Goal: Copy every line of the listing exactly.

Information given:
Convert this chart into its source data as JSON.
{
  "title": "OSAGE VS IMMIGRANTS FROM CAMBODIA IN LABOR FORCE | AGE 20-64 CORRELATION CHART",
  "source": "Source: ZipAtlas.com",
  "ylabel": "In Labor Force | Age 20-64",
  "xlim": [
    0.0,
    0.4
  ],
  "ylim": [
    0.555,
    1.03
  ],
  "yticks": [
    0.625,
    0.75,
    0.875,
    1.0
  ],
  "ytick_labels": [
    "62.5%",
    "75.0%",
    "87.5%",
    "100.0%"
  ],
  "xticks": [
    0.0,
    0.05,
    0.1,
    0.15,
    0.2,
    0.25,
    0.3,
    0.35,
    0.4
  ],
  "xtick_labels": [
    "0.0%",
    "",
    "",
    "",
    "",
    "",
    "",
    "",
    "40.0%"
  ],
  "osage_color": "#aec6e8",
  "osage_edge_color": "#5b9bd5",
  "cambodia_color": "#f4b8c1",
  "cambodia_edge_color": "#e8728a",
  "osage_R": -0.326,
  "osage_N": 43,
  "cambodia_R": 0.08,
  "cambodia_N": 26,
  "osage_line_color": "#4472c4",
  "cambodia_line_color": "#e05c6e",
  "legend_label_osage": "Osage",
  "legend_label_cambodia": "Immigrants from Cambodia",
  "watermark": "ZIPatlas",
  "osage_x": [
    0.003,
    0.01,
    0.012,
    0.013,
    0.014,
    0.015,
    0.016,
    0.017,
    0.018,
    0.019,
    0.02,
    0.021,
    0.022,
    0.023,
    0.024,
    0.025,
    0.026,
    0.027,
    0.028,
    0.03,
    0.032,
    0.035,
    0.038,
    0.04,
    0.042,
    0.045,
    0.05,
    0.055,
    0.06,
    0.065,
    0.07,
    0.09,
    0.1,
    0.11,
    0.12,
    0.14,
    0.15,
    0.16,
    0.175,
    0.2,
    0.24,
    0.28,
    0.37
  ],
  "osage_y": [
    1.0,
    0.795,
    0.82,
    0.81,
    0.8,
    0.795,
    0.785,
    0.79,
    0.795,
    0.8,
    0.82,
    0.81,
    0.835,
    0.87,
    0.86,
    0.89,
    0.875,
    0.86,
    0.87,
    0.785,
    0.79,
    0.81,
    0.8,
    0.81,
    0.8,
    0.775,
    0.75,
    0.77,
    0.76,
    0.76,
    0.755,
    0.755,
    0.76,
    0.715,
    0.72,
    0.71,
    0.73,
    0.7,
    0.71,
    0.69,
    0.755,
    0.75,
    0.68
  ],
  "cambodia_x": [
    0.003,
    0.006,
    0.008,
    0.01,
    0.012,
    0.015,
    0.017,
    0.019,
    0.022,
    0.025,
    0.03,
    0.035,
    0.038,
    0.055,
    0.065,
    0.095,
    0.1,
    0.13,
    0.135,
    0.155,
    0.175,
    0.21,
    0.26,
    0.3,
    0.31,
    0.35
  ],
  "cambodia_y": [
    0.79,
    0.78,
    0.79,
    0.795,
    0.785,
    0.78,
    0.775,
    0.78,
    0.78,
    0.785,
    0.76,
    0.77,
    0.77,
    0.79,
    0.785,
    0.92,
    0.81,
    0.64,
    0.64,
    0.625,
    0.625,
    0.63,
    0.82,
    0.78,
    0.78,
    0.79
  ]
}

Solution for this task:
Convert this chart into its source data as JSON.
{
  "title": "OSAGE VS IMMIGRANTS FROM CAMBODIA IN LABOR FORCE | AGE 20-64 CORRELATION CHART",
  "source": "Source: ZipAtlas.com",
  "ylabel": "In Labor Force | Age 20-64",
  "xlim": [
    0.0,
    0.4
  ],
  "ylim": [
    0.555,
    1.03
  ],
  "yticks": [
    0.625,
    0.75,
    0.875,
    1.0
  ],
  "ytick_labels": [
    "62.5%",
    "75.0%",
    "87.5%",
    "100.0%"
  ],
  "xticks": [
    0.0,
    0.05,
    0.1,
    0.15,
    0.2,
    0.25,
    0.3,
    0.35,
    0.4
  ],
  "xtick_labels": [
    "0.0%",
    "",
    "",
    "",
    "",
    "",
    "",
    "",
    "40.0%"
  ],
  "osage_color": "#aec6e8",
  "osage_edge_color": "#5b9bd5",
  "cambodia_color": "#f4b8c1",
  "cambodia_edge_color": "#e8728a",
  "osage_R": -0.326,
  "osage_N": 43,
  "cambodia_R": 0.08,
  "cambodia_N": 26,
  "osage_line_color": "#4472c4",
  "cambodia_line_color": "#e05c6e",
  "legend_label_osage": "Osage",
  "legend_label_cambodia": "Immigrants from Cambodia",
  "watermark": "ZIPatlas",
  "osage_x": [
    0.003,
    0.01,
    0.012,
    0.013,
    0.014,
    0.015,
    0.016,
    0.017,
    0.018,
    0.019,
    0.02,
    0.021,
    0.022,
    0.023,
    0.024,
    0.025,
    0.026,
    0.027,
    0.028,
    0.03,
    0.032,
    0.035,
    0.038,
    0.04,
    0.042,
    0.045,
    0.05,
    0.055,
    0.06,
    0.065,
    0.07,
    0.09,
    0.1,
    0.11,
    0.12,
    0.14,
    0.15,
    0.16,
    0.175,
    0.2,
    0.24,
    0.28,
    0.37
  ],
  "osage_y": [
    1.0,
    0.795,
    0.82,
    0.81,
    0.8,
    0.795,
    0.785,
    0.79,
    0.795,
    0.8,
    0.82,
    0.81,
    0.835,
    0.87,
    0.86,
    0.89,
    0.875,
    0.86,
    0.87,
    0.785,
    0.79,
    0.81,
    0.8,
    0.81,
    0.8,
    0.775,
    0.75,
    0.77,
    0.76,
    0.76,
    0.755,
    0.755,
    0.76,
    0.715,
    0.72,
    0.71,
    0.73,
    0.7,
    0.71,
    0.69,
    0.755,
    0.75,
    0.68
  ],
  "cambodia_x": [
    0.003,
    0.006,
    0.008,
    0.01,
    0.012,
    0.015,
    0.017,
    0.019,
    0.022,
    0.025,
    0.03,
    0.035,
    0.038,
    0.055,
    0.065,
    0.095,
    0.1,
    0.13,
    0.135,
    0.155,
    0.175,
    0.21,
    0.26,
    0.3,
    0.31,
    0.35
  ],
  "cambodia_y": [
    0.79,
    0.78,
    0.79,
    0.795,
    0.785,
    0.78,
    0.775,
    0.78,
    0.78,
    0.785,
    0.76,
    0.77,
    0.77,
    0.79,
    0.785,
    0.92,
    0.81,
    0.64,
    0.64,
    0.625,
    0.625,
    0.63,
    0.82,
    0.78,
    0.78,
    0.79
  ]
}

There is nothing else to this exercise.